Objective — Reproduce the items from the line with "cell-naar: NWK VUU xyxy=(375,448,446,465)" up to and including the line with "row-spacer xyxy=(3,557,496,565)", substituting "cell-departure" for "cell-vertrek" and leaving everything else unchanged.

===============

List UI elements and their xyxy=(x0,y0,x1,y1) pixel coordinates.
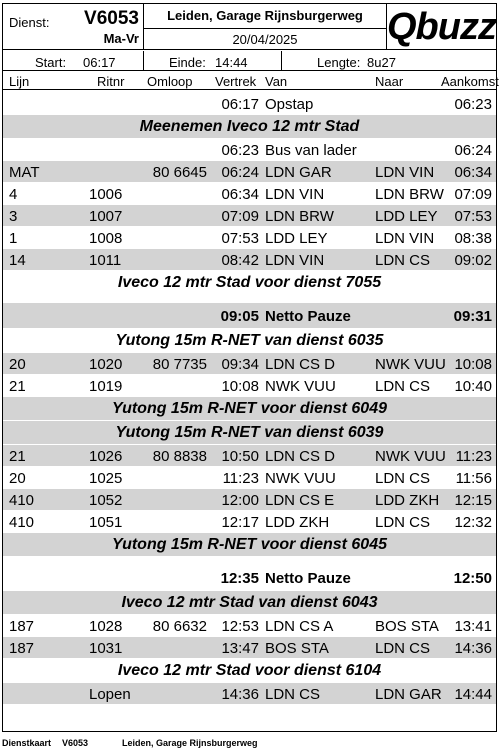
cell-naar: NWK VUU xyxy=(375,448,446,465)
cell-vertrek: 12:17 xyxy=(221,514,259,531)
cell-vertrek: 06:24 xyxy=(221,164,259,181)
cell-omloop: 80 6645 xyxy=(152,164,207,181)
cell-ritnr: 1007 xyxy=(89,208,123,225)
cell-van: LDN CS D xyxy=(265,356,336,373)
cell-vertrek: 12:00 xyxy=(221,492,259,509)
pause-row xyxy=(3,303,496,329)
lengte-value: 8u27 xyxy=(367,55,396,70)
col-vertrek: Vertrek xyxy=(215,74,257,89)
cell-ritnr: 1019 xyxy=(89,378,123,395)
cell-aankomst: 06:24 xyxy=(454,142,492,159)
cell-vertrek: 07:53 xyxy=(221,230,259,247)
cell-van: LDN CS D xyxy=(265,448,336,465)
trip-row xyxy=(3,93,496,115)
cell-naar: BOS STA xyxy=(375,618,439,635)
trip-row xyxy=(3,227,496,249)
cell-van: Netto Pauze xyxy=(265,570,351,587)
cell-vertrek: 08:42 xyxy=(221,252,259,269)
row-spacer xyxy=(3,295,496,303)
cell-van: NWK VUU xyxy=(265,470,336,487)
cell-lijn: 1 xyxy=(9,230,18,247)
row-spacer xyxy=(3,557,496,565)
cell-omloop: 80 8838 xyxy=(152,448,207,465)
cell-lijn: 4 xyxy=(9,186,18,203)
cell-ritnr: 1008 xyxy=(89,230,123,247)
cell-vertrek: 10:50 xyxy=(221,448,259,465)
cell-aankomst: 09:31 xyxy=(453,308,492,325)
trip-row xyxy=(3,161,496,183)
cell-naar: LDN CS xyxy=(375,470,431,487)
cell-ritnr: 1051 xyxy=(89,514,123,531)
trip-row xyxy=(3,637,496,659)
cell-vertrek: 12:53 xyxy=(221,618,259,635)
times-divider xyxy=(143,51,144,71)
col-lijn: Lijn xyxy=(9,74,30,89)
trip-row xyxy=(3,249,496,271)
cell-naar: LDD ZKH xyxy=(375,492,440,509)
cell-vertrek: 14:36 xyxy=(221,686,259,703)
cell-ritnr: 1028 xyxy=(89,618,123,635)
trip-row xyxy=(3,205,496,227)
cell-vertrek: 11:23 xyxy=(222,470,259,487)
cell-lijn: 14 xyxy=(9,252,26,269)
cell-van: LDN CS A xyxy=(265,618,334,635)
trip-row xyxy=(3,375,496,397)
cell-aankomst: 12:50 xyxy=(453,570,492,587)
cell-vertrek: 06:23 xyxy=(221,142,259,159)
cell-aankomst: 08:38 xyxy=(454,230,492,247)
times-divider xyxy=(281,51,282,71)
col-aankomst: Aankomst xyxy=(441,74,499,89)
cell-aankomst: 12:15 xyxy=(454,492,492,509)
cell-naar: LDN CS xyxy=(375,640,431,657)
cell-lijn: 20 xyxy=(9,356,26,373)
cell-lijn: 21 xyxy=(9,448,26,465)
cell-vertrek: 13:47 xyxy=(221,640,259,657)
trip-row xyxy=(3,511,496,533)
cell-vertrek: 06:17 xyxy=(221,96,259,113)
cell-aankomst: 14:44 xyxy=(454,686,492,703)
section-title: Iveco 12 mtr Stad voor dienst 7055 xyxy=(3,271,496,295)
cell-van: NWK VUU xyxy=(265,378,336,395)
dienst-number: V6053 xyxy=(84,8,139,29)
cell-naar: LDN GAR xyxy=(375,686,442,703)
section-title: Iveco 12 mtr Stad van dienst 6043 xyxy=(3,591,496,615)
card-header xyxy=(3,4,496,50)
pause-row xyxy=(3,565,496,591)
cell-naar: LDN BRW xyxy=(375,186,444,203)
cell-aankomst: 06:23 xyxy=(454,96,492,113)
cell-vertrek: 07:09 xyxy=(221,208,259,225)
col-omloop: Omloop xyxy=(147,74,193,89)
duty-date: 20/04/2025 xyxy=(232,32,298,47)
cell-naar: LDN CS xyxy=(375,252,431,269)
section-title: Meenemen Iveco 12 mtr Stad xyxy=(3,115,496,139)
cell-vertrek: 09:34 xyxy=(221,356,259,373)
cell-ritnr: 1052 xyxy=(89,492,123,509)
cell-ritnr: 1025 xyxy=(89,470,123,487)
footer-dienst: V6053 xyxy=(62,738,89,748)
cell-aankomst: 11:23 xyxy=(455,448,492,465)
cell-lijn: 187 xyxy=(9,618,35,635)
cell-van: LDN VIN xyxy=(265,252,325,269)
cell-van: BOS STA xyxy=(265,640,329,657)
qbuzz-logo: Qbuzz xyxy=(387,6,496,48)
einde-label: Einde: xyxy=(169,55,206,70)
lengte-label: Lengte: xyxy=(317,55,361,70)
dienst-label: Dienst: xyxy=(9,15,50,30)
cell-lijn: 410 xyxy=(9,492,35,509)
dienst-days: Ma-Vr xyxy=(103,31,139,46)
cell-aankomst: 10:08 xyxy=(454,356,492,373)
cell-aankomst: 07:09 xyxy=(454,186,492,203)
section-title: Iveco 12 mtr Stad voor dienst 6104 xyxy=(3,659,496,683)
cell-aankomst: 07:53 xyxy=(454,208,492,225)
footer-label: Dienstkaart xyxy=(2,738,52,748)
cell-ritnr: 1020 xyxy=(89,356,123,373)
cell-aankomst: 10:40 xyxy=(454,378,492,395)
cell-van: LDN CS xyxy=(265,686,321,703)
cell-van: LDD ZKH xyxy=(265,514,330,531)
section-title: Yutong 15m R-NET voor dienst 6045 xyxy=(3,533,496,557)
trip-row xyxy=(3,353,496,375)
cell-ritnr: 1031 xyxy=(89,640,123,657)
cell-lijn: 410 xyxy=(9,514,35,531)
section-title: Yutong 15m R-NET voor dienst 6049 xyxy=(3,397,496,421)
trip-table xyxy=(3,93,496,705)
cell-aankomst: 09:02 xyxy=(454,252,492,269)
cell-ritnr: 1006 xyxy=(89,186,123,203)
cell-vertrek: 12:35 xyxy=(220,570,259,587)
cell-ritnr: 1011 xyxy=(89,252,122,269)
trip-row xyxy=(3,183,496,205)
col-van: Van xyxy=(265,74,288,89)
section-title: Yutong 15m R-NET van dienst 6035 xyxy=(3,329,496,353)
trip-row xyxy=(3,615,496,637)
cell-van: LDN BRW xyxy=(265,208,334,225)
cell-lijn: 21 xyxy=(9,378,26,395)
cell-van: LDN CS E xyxy=(265,492,335,509)
cell-naar: LDN VIN xyxy=(375,164,435,181)
cell-aankomst: 06:34 xyxy=(454,164,492,181)
cell-aankomst: 14:36 xyxy=(454,640,492,657)
cell-vertrek: 06:34 xyxy=(221,186,259,203)
cell-ritnr: 1026 xyxy=(89,448,123,465)
trip-row xyxy=(3,683,496,705)
trip-row xyxy=(3,445,496,467)
footer-location: Leiden, Garage Rijnsburgerweg xyxy=(122,738,258,748)
start-label: Start: xyxy=(35,55,67,70)
cell-naar: LDN CS xyxy=(375,378,431,395)
cell-vertrek: 09:05 xyxy=(220,308,259,325)
duty-times xyxy=(3,51,496,71)
section-title: Yutong 15m R-NET van dienst 6039 xyxy=(3,421,496,445)
cell-naar: LDN VIN xyxy=(375,230,435,247)
cell-van: Opstap xyxy=(265,96,314,113)
cell-aankomst: 13:41 xyxy=(454,618,492,635)
cell-naar: NWK VUU xyxy=(375,356,446,373)
cell-van: Netto Pauze xyxy=(265,308,351,325)
cell-lijn: 187 xyxy=(9,640,35,657)
duty-card xyxy=(2,3,497,732)
einde-value: 14:44 xyxy=(215,55,248,70)
cell-ritnr: Lopen xyxy=(89,686,131,703)
header-divider xyxy=(144,28,386,29)
cell-van: Bus van lader xyxy=(265,142,357,159)
cell-omloop: 80 6632 xyxy=(152,618,207,635)
trip-row xyxy=(3,467,496,489)
cell-van: LDN VIN xyxy=(265,186,325,203)
cell-aankomst: 11:56 xyxy=(455,470,492,487)
cell-omloop: 80 7735 xyxy=(152,356,207,373)
cell-vertrek: 10:08 xyxy=(221,378,259,395)
trip-row xyxy=(3,139,496,161)
cell-van: LDD LEY xyxy=(265,230,328,247)
start-value: 06:17 xyxy=(83,55,116,70)
cell-lijn: 3 xyxy=(9,208,18,225)
cell-van: LDN GAR xyxy=(265,164,332,181)
col-naar: Naar xyxy=(375,74,404,89)
cell-naar: LDN CS xyxy=(375,514,431,531)
cell-lijn: MAT xyxy=(9,164,40,181)
column-headers xyxy=(3,72,499,90)
cell-naar: LDD LEY xyxy=(375,208,438,225)
cell-aankomst: 12:32 xyxy=(454,514,492,531)
cell-lijn: 20 xyxy=(9,470,26,487)
trip-row xyxy=(3,489,496,511)
col-ritnr: Ritnr xyxy=(97,74,125,89)
depot-location: Leiden, Garage Rijnsburgerweg xyxy=(167,8,363,23)
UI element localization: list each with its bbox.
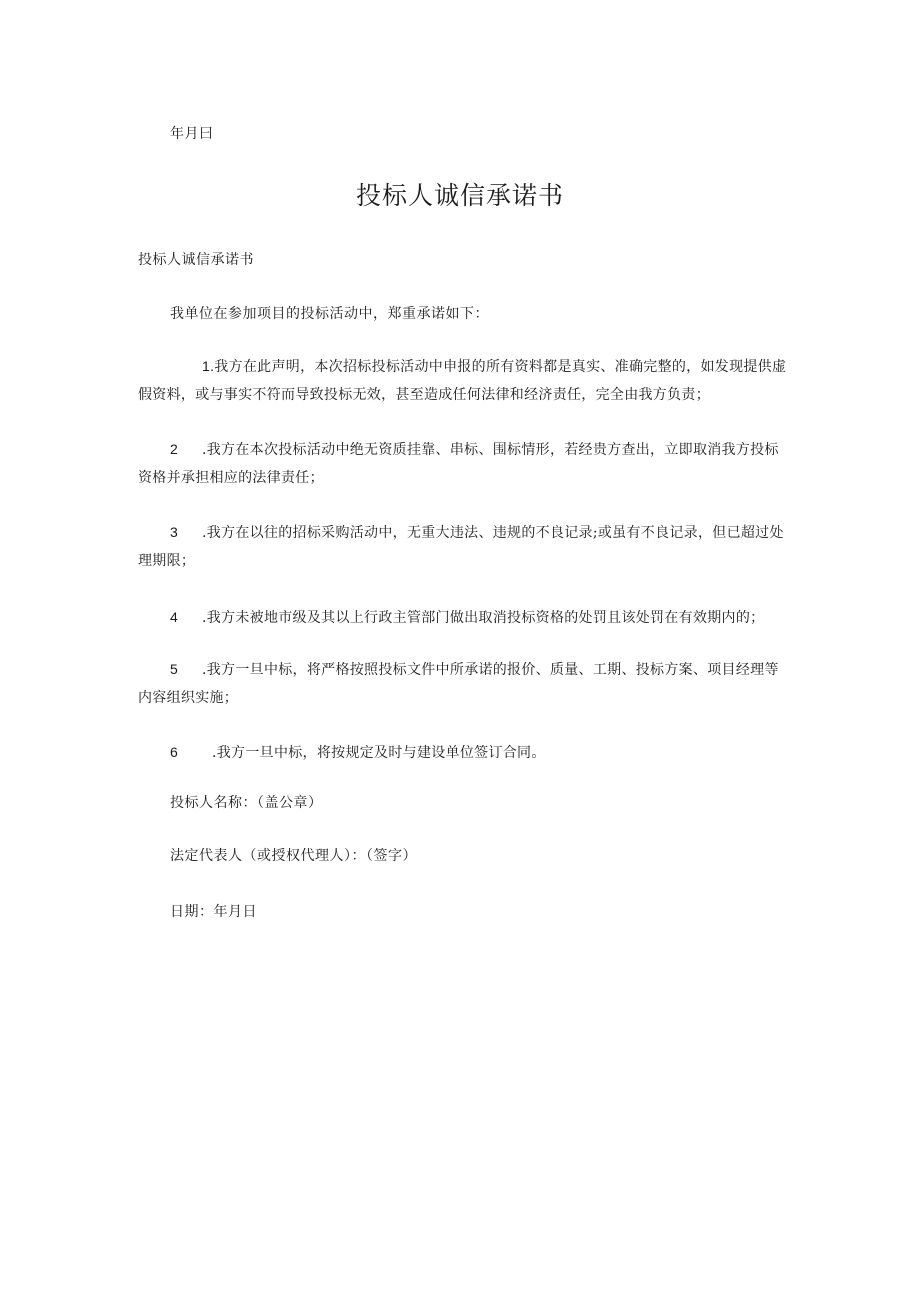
commitment-item-5 [138, 655, 788, 712]
item-number: 4 [170, 609, 179, 625]
document-subtitle: 投标人诚信承诺书 [138, 252, 254, 268]
commitment-item-1 [138, 352, 788, 409]
item-text: .我方在以往的招标采购活动中，无重大违法、违规的不良记录;或虽有不良记录，但已超过处理期限； [138, 525, 784, 569]
document-title: 投标人诚信承诺书 [355, 181, 564, 210]
commitment-item-2 [138, 435, 788, 492]
item-text: .我方未被地市级及其以上行政主管部门做出取消投标资格的处罚且该处罚在有效期内的； [202, 610, 765, 626]
commitment-item-4 [138, 603, 838, 632]
item-text: .我方一旦中标，将严格按照投标文件中所承诺的报价、质量、工期、投标方案、项目经理等内容组织实施； [138, 662, 779, 706]
item-text: .我方一旦中标，将按规定及时与建设单位签订合同。 [212, 745, 546, 761]
item-number: 1. [202, 358, 215, 374]
signature-date-line: 日期：年月日 [170, 904, 257, 920]
item-text: .我方在本次投标活动中绝无资质挂靠、串标、围标情形，若经贵方查出，立即取消我方投标资格并承担相应的法律责任； [138, 442, 779, 486]
item-number: 3 [170, 524, 179, 540]
commitment-item-6 [138, 738, 788, 767]
legal-representative-line: 法定代表人（或授权代理人）：（签字） [170, 848, 417, 864]
item-number: 2 [170, 441, 179, 457]
header-date: 年月曰 [170, 126, 214, 142]
intro-paragraph: 我单位在参加项目的投标活动中，郑重承诺如下： [170, 306, 489, 322]
commitment-item-3 [138, 518, 788, 575]
bidder-name-line: 投标人名称：（盖公章） [170, 795, 323, 811]
item-number: 6 [170, 744, 179, 760]
item-number: 5 [170, 661, 179, 677]
item-text: 我方在此声明，本次招标投标活动中申报的所有资料都是真实、准确完整的，如发现提供虚假资料，或与事实不符而导致投标无效，甚至造成任何法律和经济责任，完全由我方负责； [138, 359, 787, 403]
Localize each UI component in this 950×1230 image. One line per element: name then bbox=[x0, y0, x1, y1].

===============

Answer —
cell-naar: NWK VUU xyxy=(375,448,446,465)
cell-departure: 12:17 xyxy=(221,514,259,531)
cell-departure: 06:24 xyxy=(221,164,259,181)
cell-omloop: 80 6645 xyxy=(152,164,207,181)
cell-ritnr: 1007 xyxy=(89,208,123,225)
cell-van: LDN CS D xyxy=(265,356,336,373)
cell-departure: 12:00 xyxy=(221,492,259,509)
pause-row xyxy=(3,303,496,329)
lengte-value: 8u27 xyxy=(367,55,396,70)
col-vertrek: Vertrek xyxy=(215,74,257,89)
cell-ritnr: 1019 xyxy=(89,378,123,395)
cell-aankomst: 06:24 xyxy=(454,142,492,159)
cell-departure: 07:53 xyxy=(221,230,259,247)
cell-van: LDN CS D xyxy=(265,448,336,465)
trip-row xyxy=(3,93,496,115)
cell-naar: BOS STA xyxy=(375,618,439,635)
trip-row xyxy=(3,227,496,249)
cell-van: Netto Pauze xyxy=(265,570,351,587)
cell-departure: 08:42 xyxy=(221,252,259,269)
row-spacer xyxy=(3,295,496,303)
cell-van: NWK VUU xyxy=(265,470,336,487)
cell-lijn: 1 xyxy=(9,230,18,247)
row-spacer xyxy=(3,557,496,565)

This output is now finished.